# Objective
Copy out the lines of the listing starting at the line that contains "svg-text:Probability Density: Probability" and ending at the line that contains "Segment this chart: for", both included, and nothing else.

# Raw records
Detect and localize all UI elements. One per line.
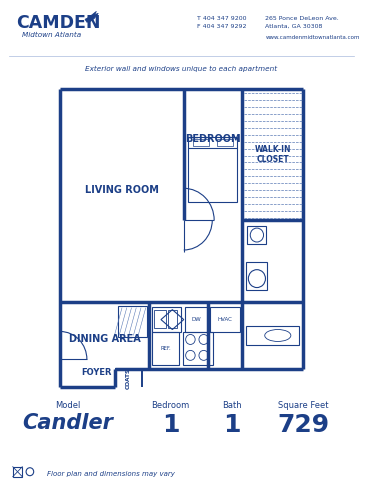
Text: Floor plan and dimensions may vary: Floor plan and dimensions may vary (47, 471, 175, 477)
Bar (246, 325, 299, 345)
Bar (183, 332, 213, 366)
Text: F 404 347 9292: F 404 347 9292 (197, 24, 247, 29)
Text: COATS: COATS (126, 368, 131, 389)
Text: Model: Model (55, 401, 81, 410)
Text: 1: 1 (162, 413, 179, 437)
Text: 265 Ponce DeLeon Ave.: 265 Ponce DeLeon Ave. (265, 16, 339, 21)
Text: 1: 1 (224, 413, 241, 437)
Bar (152, 332, 179, 366)
Text: WALK-IN
CLOSET: WALK-IN CLOSET (254, 145, 291, 164)
Text: Midtown Atlanta: Midtown Atlanta (22, 32, 81, 38)
Text: CAMDEN: CAMDEN (16, 14, 100, 32)
Text: T 404 347 9200: T 404 347 9200 (197, 16, 247, 21)
Text: FOYER: FOYER (81, 368, 112, 377)
Bar (247, 226, 266, 244)
Bar (188, 137, 237, 202)
Polygon shape (89, 11, 96, 17)
Text: Bath: Bath (222, 401, 242, 410)
Text: BEDROOM: BEDROOM (185, 134, 241, 144)
Text: Square Feet: Square Feet (278, 401, 329, 410)
Text: Atlanta, GA 30308: Atlanta, GA 30308 (265, 24, 323, 29)
Bar (193, 139, 209, 146)
Bar (13, 467, 22, 477)
Text: HVAC: HVAC (218, 317, 233, 321)
Bar (168, 310, 177, 327)
Text: 729: 729 (277, 413, 329, 437)
Text: DINING AREA: DINING AREA (69, 335, 140, 344)
Text: www.camdenmidtownatlanta.com: www.camdenmidtownatlanta.com (265, 35, 360, 40)
Text: DW: DW (192, 317, 202, 321)
Text: LIVING ROOM: LIVING ROOM (85, 185, 159, 196)
Polygon shape (85, 13, 98, 22)
Bar (185, 307, 208, 332)
Bar (216, 139, 233, 146)
Text: Exterior wall and windows unique to each apartment: Exterior wall and windows unique to each… (85, 66, 277, 72)
Bar (210, 307, 240, 332)
Bar (154, 310, 166, 327)
Text: Candler: Candler (22, 413, 113, 433)
Text: Bedroom: Bedroom (151, 401, 190, 410)
Bar (118, 306, 147, 338)
Bar (152, 307, 181, 332)
Bar (246, 262, 267, 290)
Text: REF.: REF. (160, 346, 171, 351)
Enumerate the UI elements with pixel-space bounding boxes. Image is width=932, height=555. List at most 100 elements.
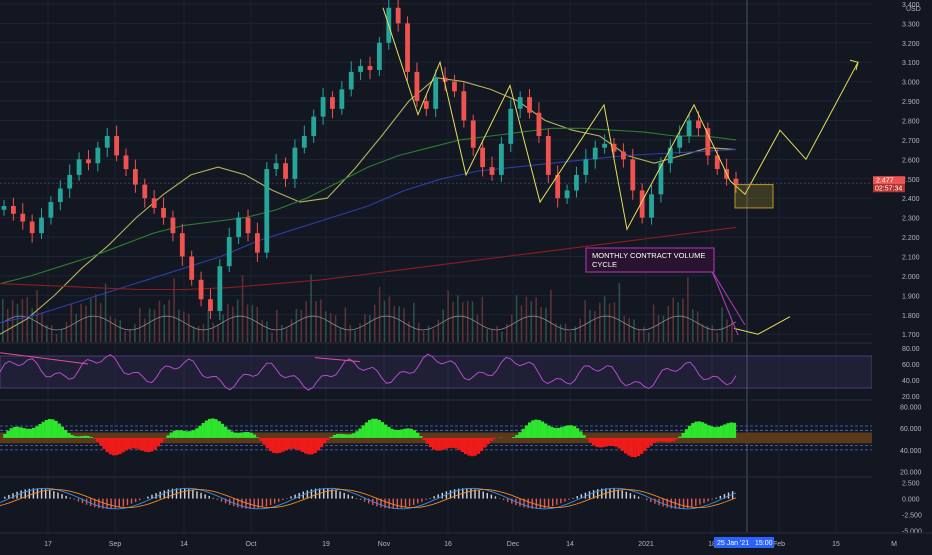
osc-bar <box>656 438 659 442</box>
osc-bar <box>176 430 179 438</box>
osc-bar <box>48 419 51 438</box>
volume-bar <box>614 302 616 342</box>
volume-bar <box>252 305 254 342</box>
osc-bar <box>490 438 493 441</box>
volume-bar <box>139 308 141 342</box>
osc-bar <box>211 418 214 438</box>
macd-tick-label: 2.500 <box>902 481 920 488</box>
candle-body <box>264 169 269 253</box>
macd-bar <box>200 493 201 499</box>
osc-bar <box>115 438 118 455</box>
osc-bar <box>403 429 406 438</box>
osc-bar <box>157 438 160 447</box>
volume-bar <box>359 323 361 342</box>
macd-bar <box>507 499 508 502</box>
macd-bar <box>335 490 336 498</box>
candle-body <box>77 159 82 175</box>
candle-body <box>433 78 438 109</box>
osc-bar <box>563 426 566 438</box>
macd-bar <box>90 499 91 507</box>
osc-bar <box>10 428 13 438</box>
osc-bar <box>474 438 477 456</box>
time-tick-label: 15 <box>832 541 840 548</box>
candle-body <box>424 101 429 109</box>
macd-bar <box>519 499 520 507</box>
candle-body <box>499 144 504 175</box>
volume-bar <box>286 328 288 342</box>
time-tick-label: Dec <box>507 541 520 548</box>
price-tick-label: 2.600 <box>902 157 920 164</box>
time-tick-label: 14 <box>180 541 188 548</box>
volume-bar <box>667 306 669 342</box>
osc-bar <box>262 438 265 445</box>
volume-bar <box>276 310 278 342</box>
macd-bar <box>613 489 614 499</box>
osc-bar <box>13 427 16 438</box>
osc-bar <box>224 427 227 438</box>
volume-bar <box>41 312 43 342</box>
candle-body <box>368 66 373 70</box>
macd-bar <box>413 499 414 505</box>
macd-bar <box>339 491 340 498</box>
volume-bar <box>100 303 102 342</box>
osc-bar <box>640 438 643 454</box>
osc-bar <box>691 423 694 438</box>
osc-bar <box>106 438 109 452</box>
osc-bar <box>646 438 649 448</box>
macd-bar <box>703 499 704 504</box>
candle-body <box>377 43 382 70</box>
osc-bar <box>365 422 368 438</box>
osc-bar <box>32 428 35 438</box>
volume-bar <box>66 322 68 342</box>
macd-bar <box>650 499 651 502</box>
volume-bar <box>442 309 444 342</box>
macd-bar <box>12 493 13 498</box>
volume-bar <box>232 306 234 342</box>
volume-bar <box>565 324 567 342</box>
osc-bar <box>330 437 333 438</box>
volume-bar <box>271 332 273 342</box>
volume-bar <box>491 329 493 342</box>
volume-bar <box>354 331 356 342</box>
volume-bar <box>496 326 498 342</box>
osc-bar <box>112 438 115 455</box>
candle-body <box>236 218 241 237</box>
time-tick-label: Feb <box>773 541 785 548</box>
osc-bar <box>608 438 611 446</box>
time-axis-background <box>0 533 932 550</box>
osc-bar <box>298 438 301 450</box>
candle-body <box>358 66 363 72</box>
osc-bar <box>429 438 432 447</box>
volume-bar <box>697 311 699 342</box>
macd-bar <box>311 489 312 498</box>
osc-bar <box>438 438 441 451</box>
candle-body <box>602 144 607 148</box>
osc-bar <box>550 427 553 438</box>
candle-body <box>527 97 532 113</box>
osc-bar <box>35 426 38 438</box>
candle-body <box>330 97 335 109</box>
osc-bar <box>64 430 67 438</box>
macd-bar <box>4 497 5 499</box>
osc-bar <box>400 429 403 437</box>
volume-bar <box>320 300 322 342</box>
osc-bar <box>150 438 153 451</box>
volume-bar <box>648 332 650 342</box>
osc-bar <box>576 428 579 438</box>
volume-bar <box>604 296 606 342</box>
macd-bar <box>98 499 99 509</box>
candle-body <box>58 188 63 202</box>
osc-bar <box>723 424 726 437</box>
volume-bar <box>408 321 410 342</box>
osc-bar <box>336 434 339 438</box>
macd-bar <box>61 494 62 498</box>
osc-bar <box>666 438 669 442</box>
osc-bar <box>355 431 358 438</box>
osc-bar <box>202 423 205 438</box>
macd-bar <box>147 497 148 499</box>
volume-bar <box>281 325 283 342</box>
macd-bar <box>139 499 140 501</box>
candle-body <box>659 163 664 194</box>
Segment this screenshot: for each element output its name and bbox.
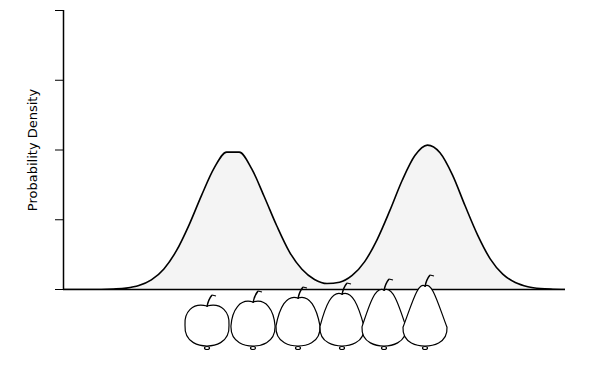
svg-text:Probability Density: Probability Density (25, 89, 40, 212)
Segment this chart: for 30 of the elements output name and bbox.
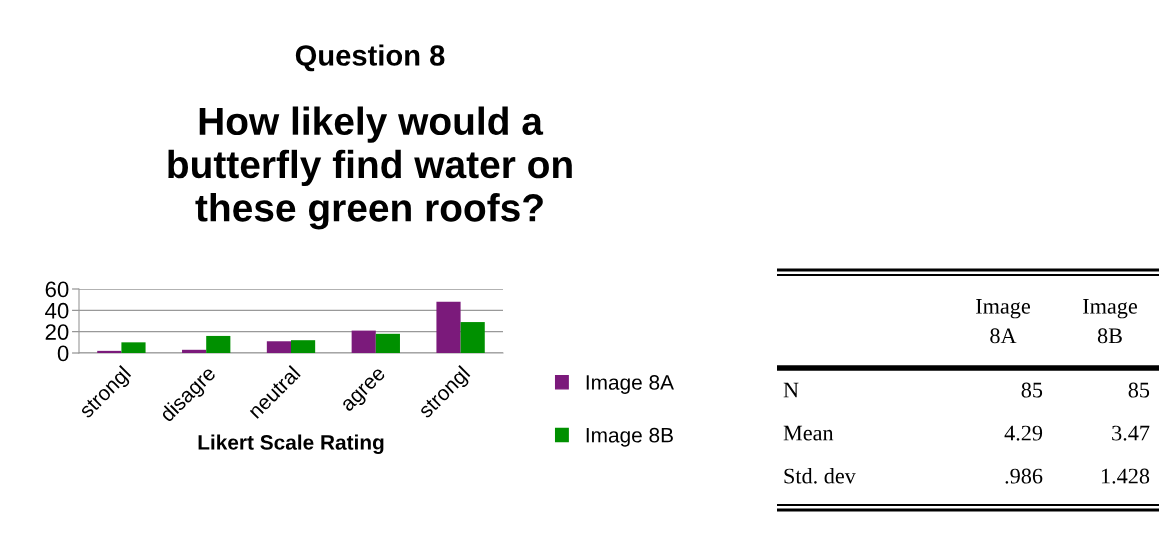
- x-axis-title: Likert Scale Rating: [198, 434, 384, 454]
- bar: [206, 335, 231, 353]
- y-tick-label: 60: [45, 281, 69, 298]
- legend-label: Image 8B: [586, 427, 673, 447]
- bar: [97, 350, 122, 353]
- text: 1.428: [1101, 468, 1150, 484]
- chart-title: Question 8: [295, 44, 445, 72]
- text: Std. dev: [784, 467, 856, 484]
- bar: [291, 340, 316, 353]
- text: 85: [1128, 382, 1150, 398]
- bar: [460, 322, 485, 353]
- bar: [266, 341, 291, 353]
- bar: [375, 333, 400, 353]
- y-tick-label: 0: [57, 345, 69, 362]
- text: 3.47: [1112, 425, 1150, 441]
- bar: [351, 330, 376, 353]
- bar: [182, 349, 207, 353]
- legend-label: Image 8A: [586, 375, 674, 394]
- text: Image 8B: [1083, 299, 1137, 344]
- text: 4.29: [1004, 425, 1043, 441]
- y-tick-label: 40: [45, 302, 69, 319]
- bar: [121, 342, 146, 353]
- chart-subtitle: How likely would a butterfly find water on these green roofs?: [168, 106, 572, 230]
- text: Image 8A: [976, 299, 1030, 344]
- text: .986: [1005, 468, 1043, 484]
- bar: [436, 301, 461, 353]
- text: Mean: [783, 425, 834, 441]
- y-tick-label: 20: [45, 324, 69, 340]
- text: N: [783, 382, 799, 398]
- text: 85: [1021, 382, 1043, 398]
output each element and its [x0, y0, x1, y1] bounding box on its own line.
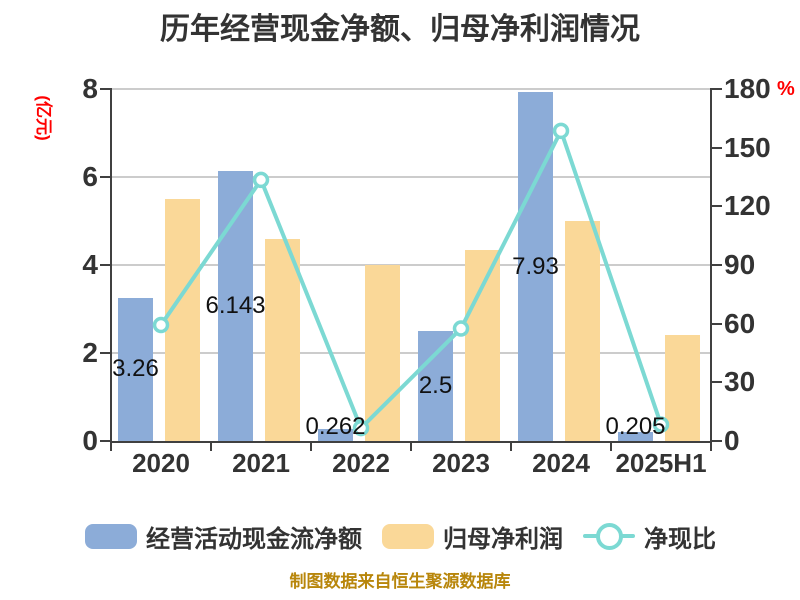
x-axis-tick — [210, 441, 212, 451]
right-axis-label-30: 30 — [724, 366, 756, 398]
x-category-label-2023: 2023 — [432, 448, 490, 478]
right-axis-tick-0 — [712, 440, 722, 442]
left-axis-tick-8 — [100, 88, 110, 90]
data-source-note: 制图数据来自恒生聚源数据库 — [289, 572, 511, 591]
right-axis-tick-90 — [712, 264, 722, 266]
left-axis-tick-2 — [100, 352, 110, 354]
data-label-2023: 2.5 — [418, 372, 453, 399]
data-label-2025H1: 0.205 — [605, 413, 666, 440]
line-point-2020 — [152, 316, 170, 334]
x-axis-tick — [410, 441, 412, 451]
line-point-2025H1 — [652, 416, 670, 433]
data-label-2021: 6.143 — [205, 291, 266, 319]
right-axis-label-90: 90 — [724, 249, 756, 280]
bar-blue-2025H1 — [618, 431, 653, 441]
chart-title: 历年经营现金净额、归母净利润情况 — [160, 13, 640, 46]
x-axis-tick — [610, 441, 612, 451]
right-axis-label-0: 0 — [724, 425, 740, 456]
line-point-2024 — [552, 122, 570, 140]
right-axis-label-120: 120 — [724, 190, 771, 222]
x-category-label-2024: 2024 — [532, 448, 590, 478]
line-point-2023 — [452, 320, 470, 337]
x-axis-tick — [510, 441, 512, 451]
data-label-2022: 0.262 — [305, 413, 366, 440]
left-axis-label-2: 2 — [82, 337, 98, 368]
legend-line-dot — [596, 523, 623, 550]
bar-blue-2022 — [318, 429, 353, 441]
right-axis-line — [710, 88, 712, 442]
left-axis-label-4: 4 — [82, 249, 98, 280]
bar-yellow-2024 — [565, 221, 600, 441]
left-axis-label-0: 0 — [82, 425, 98, 456]
legend-label-net-profit: 归母净利润 — [443, 525, 563, 553]
bar-blue-2020 — [118, 297, 153, 441]
bar-yellow-2021 — [265, 238, 300, 441]
right-axis-label-180: 180 — [724, 73, 771, 104]
legend-item-net-cash-ratio[interactable]: 净现比 — [583, 521, 716, 553]
x-category-label-2020: 2020 — [132, 448, 190, 478]
left-axis-tick-0 — [100, 440, 110, 442]
line-point-2022 — [352, 419, 370, 437]
left-axis-label-6: 6 — [82, 161, 98, 192]
x-category-label-2025H1: 2025H1 — [615, 448, 707, 478]
line-point-2021 — [252, 171, 270, 189]
left-axis-line — [110, 88, 112, 442]
bar-yellow-2020 — [165, 199, 200, 441]
x-category-label-2021: 2021 — [232, 448, 290, 478]
bar-blue-2023 — [418, 331, 453, 441]
bar-blue-2024 — [518, 92, 553, 441]
left-axis-tick-6 — [100, 176, 110, 178]
legend-line-marker-icon — [583, 521, 635, 551]
legend-item-operating-cashflow[interactable]: 经营活动现金流净额 — [85, 521, 362, 553]
legend-swatch-blue-bar — [85, 523, 137, 549]
bar-yellow-2025H1 — [665, 335, 700, 441]
right-axis-label-60: 60 — [724, 307, 756, 339]
x-category-label-2022: 2022 — [332, 448, 390, 478]
line-path — [159, 128, 663, 431]
x-axis-tick — [710, 441, 712, 451]
x-axis-tick — [310, 441, 312, 451]
bar-yellow-2023 — [465, 249, 500, 441]
x-axis-tick — [110, 441, 112, 451]
grid-line — [111, 88, 711, 90]
legend-item-net-profit[interactable]: 归母净利润 — [382, 521, 563, 553]
grid-line — [111, 352, 711, 354]
grid-line — [111, 176, 711, 178]
right-axis-tick-30 — [712, 381, 722, 384]
right-axis-tick-180 — [712, 88, 722, 90]
bar-yellow-2022 — [365, 265, 400, 441]
left-axis-tick-4 — [100, 264, 110, 266]
right-axis-label-150: 150 — [724, 131, 771, 163]
left-axis-label-8: 8 — [82, 73, 98, 104]
net-cash-ratio-line — [152, 122, 670, 437]
legend-swatch-yellow-bar — [382, 523, 434, 549]
right-axis-tick-60 — [712, 322, 722, 325]
data-label-2024: 7.93 — [512, 252, 559, 280]
right-axis-tick-120 — [712, 205, 722, 208]
legend-label-operating-cashflow: 经营活动现金流净额 — [146, 525, 362, 553]
right-axis-tick-150 — [712, 146, 722, 149]
legend-label-net-cash-ratio: 净现比 — [644, 525, 716, 553]
data-label-2020: 3.26 — [112, 355, 159, 383]
grid-line — [111, 264, 711, 266]
right-axis-unit-label: % — [777, 78, 795, 100]
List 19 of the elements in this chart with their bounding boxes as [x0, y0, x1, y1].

# Worked answer
svg-text:Probability Density: Probability Density (25, 89, 40, 212)
Segment this chart: for 30 of the elements output name and bbox.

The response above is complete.